> _Stated problem_
Wherever "JSON" appears in a line, list that line.

********************

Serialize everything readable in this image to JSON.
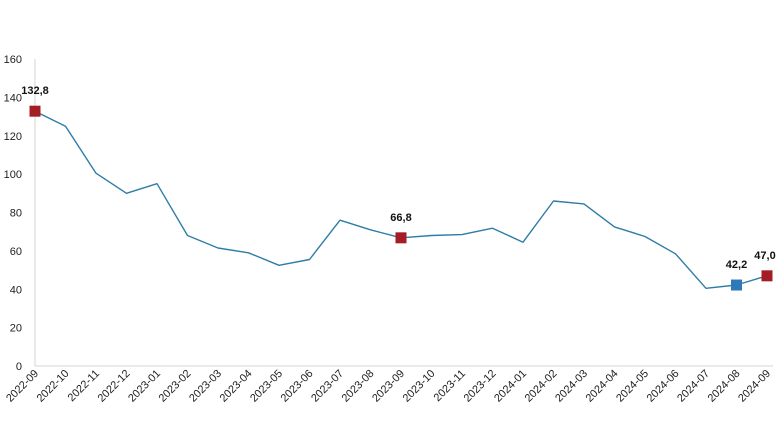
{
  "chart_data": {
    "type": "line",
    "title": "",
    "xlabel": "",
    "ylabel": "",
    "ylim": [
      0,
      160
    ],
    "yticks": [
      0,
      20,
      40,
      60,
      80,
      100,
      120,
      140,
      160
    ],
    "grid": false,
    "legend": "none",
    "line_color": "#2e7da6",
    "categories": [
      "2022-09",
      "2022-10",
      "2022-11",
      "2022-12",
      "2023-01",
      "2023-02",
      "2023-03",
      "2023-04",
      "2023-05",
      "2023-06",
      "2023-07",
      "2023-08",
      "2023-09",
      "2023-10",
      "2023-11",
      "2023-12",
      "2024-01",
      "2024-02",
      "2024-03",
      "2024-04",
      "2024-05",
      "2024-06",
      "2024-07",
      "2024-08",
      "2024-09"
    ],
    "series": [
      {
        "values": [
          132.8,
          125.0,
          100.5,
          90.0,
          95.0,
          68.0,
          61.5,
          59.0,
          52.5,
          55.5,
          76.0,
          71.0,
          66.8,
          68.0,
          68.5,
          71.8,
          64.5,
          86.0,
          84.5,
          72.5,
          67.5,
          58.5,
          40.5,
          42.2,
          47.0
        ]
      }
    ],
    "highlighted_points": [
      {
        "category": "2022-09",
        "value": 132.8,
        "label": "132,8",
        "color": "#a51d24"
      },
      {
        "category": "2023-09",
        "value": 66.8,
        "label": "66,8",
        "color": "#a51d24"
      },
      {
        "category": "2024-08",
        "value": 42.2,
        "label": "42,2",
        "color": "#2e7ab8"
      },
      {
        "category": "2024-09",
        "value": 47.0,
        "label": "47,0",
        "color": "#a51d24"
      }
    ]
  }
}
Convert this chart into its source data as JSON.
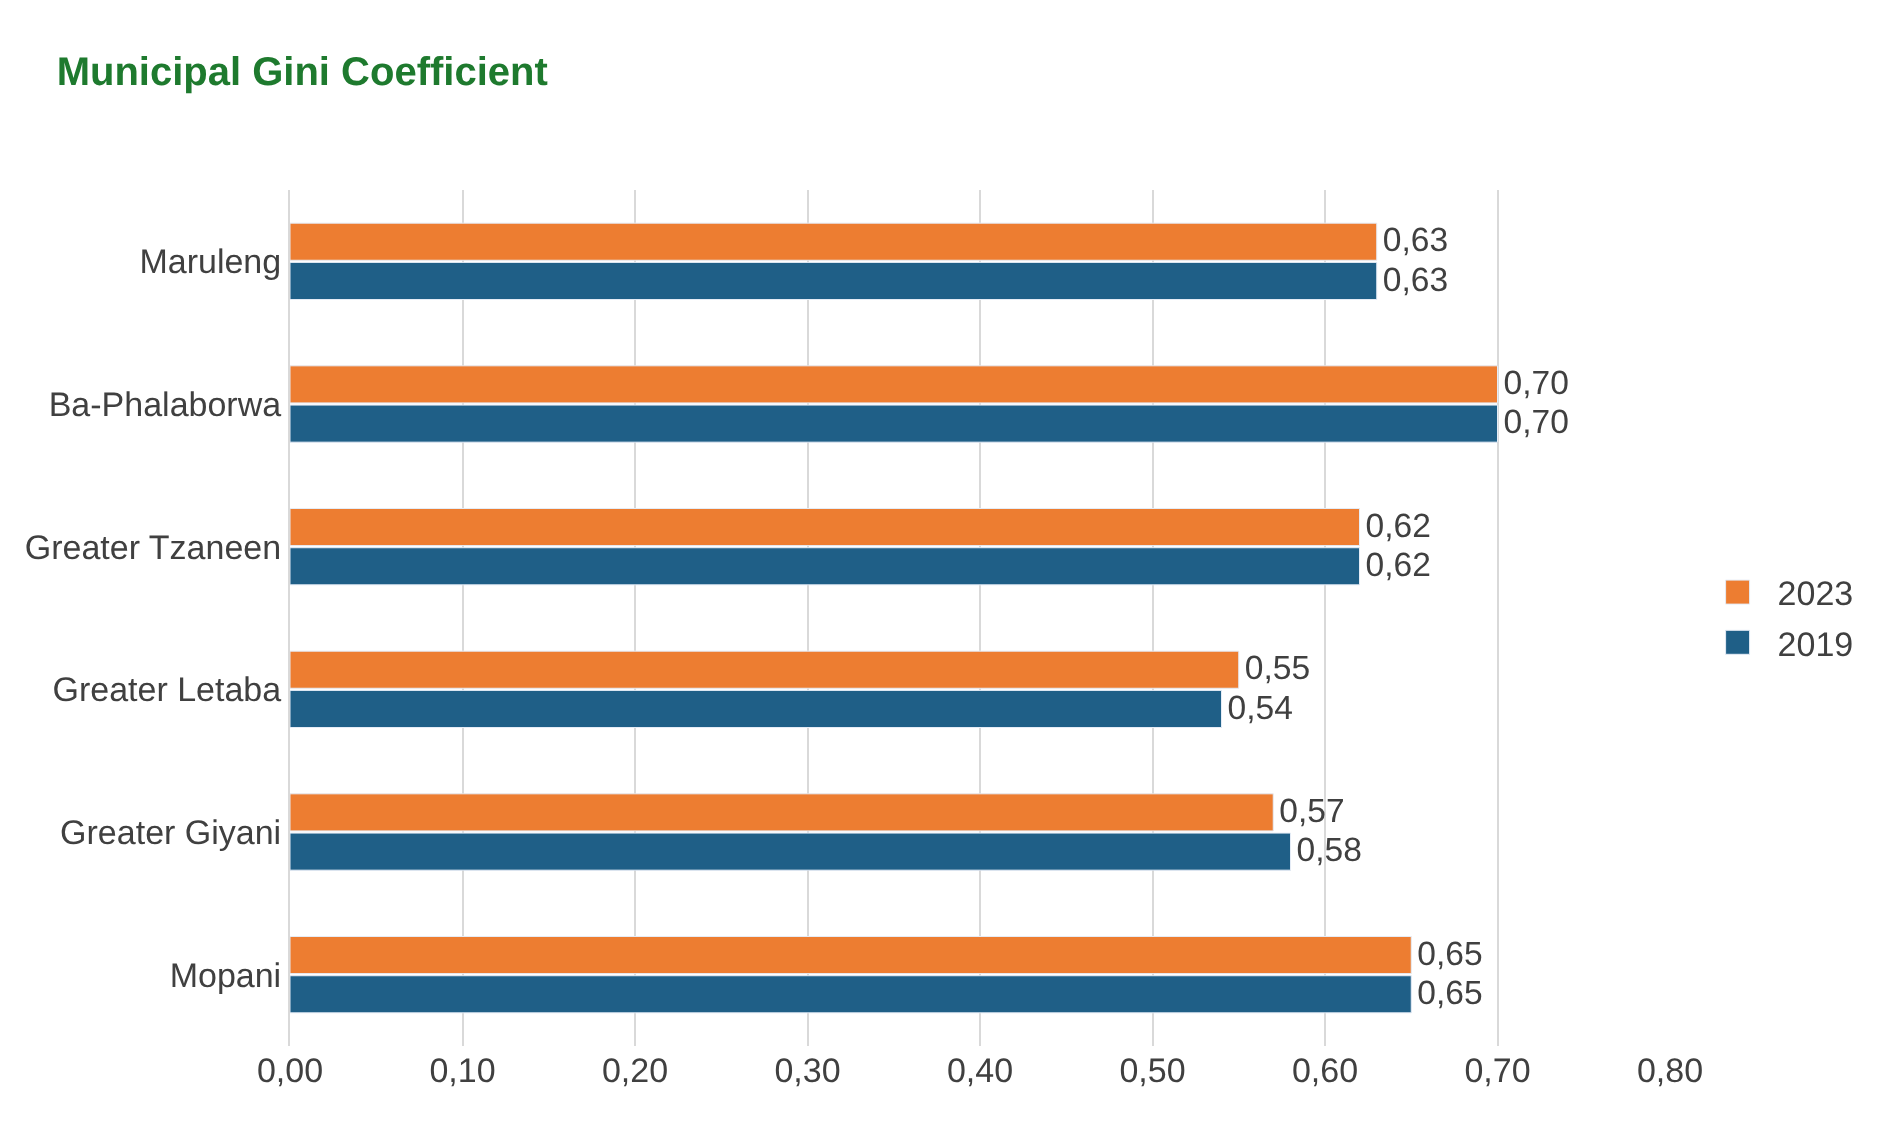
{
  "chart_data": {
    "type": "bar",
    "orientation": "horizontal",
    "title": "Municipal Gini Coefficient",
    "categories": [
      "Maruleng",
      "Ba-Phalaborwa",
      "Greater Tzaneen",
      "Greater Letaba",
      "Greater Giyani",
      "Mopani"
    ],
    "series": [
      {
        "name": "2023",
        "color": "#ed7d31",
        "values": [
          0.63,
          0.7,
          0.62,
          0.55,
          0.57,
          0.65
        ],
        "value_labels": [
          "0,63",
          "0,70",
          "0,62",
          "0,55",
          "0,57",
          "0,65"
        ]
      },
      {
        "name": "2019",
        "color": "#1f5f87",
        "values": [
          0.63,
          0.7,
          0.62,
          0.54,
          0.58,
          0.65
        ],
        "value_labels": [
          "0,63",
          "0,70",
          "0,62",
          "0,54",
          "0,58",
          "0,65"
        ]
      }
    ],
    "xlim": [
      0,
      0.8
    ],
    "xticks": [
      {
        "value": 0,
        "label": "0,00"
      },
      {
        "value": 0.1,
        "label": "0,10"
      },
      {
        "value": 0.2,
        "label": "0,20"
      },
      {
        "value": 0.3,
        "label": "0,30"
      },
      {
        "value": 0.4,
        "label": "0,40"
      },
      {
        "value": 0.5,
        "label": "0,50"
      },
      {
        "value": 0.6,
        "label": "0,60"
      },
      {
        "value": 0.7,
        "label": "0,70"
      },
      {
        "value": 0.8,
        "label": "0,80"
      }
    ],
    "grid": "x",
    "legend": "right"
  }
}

********************

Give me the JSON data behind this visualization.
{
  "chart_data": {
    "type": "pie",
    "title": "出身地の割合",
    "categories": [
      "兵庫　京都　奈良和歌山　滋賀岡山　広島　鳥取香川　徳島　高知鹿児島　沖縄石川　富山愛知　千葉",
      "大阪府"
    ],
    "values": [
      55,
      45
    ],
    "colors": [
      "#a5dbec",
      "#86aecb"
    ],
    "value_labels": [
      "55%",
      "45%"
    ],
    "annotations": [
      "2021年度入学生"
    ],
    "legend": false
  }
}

********************

> _Written answer_
Serialize everything readable in this image to JSON.
Convert this chart into its source data as JSON.
Give me the JSON data behind this visualization.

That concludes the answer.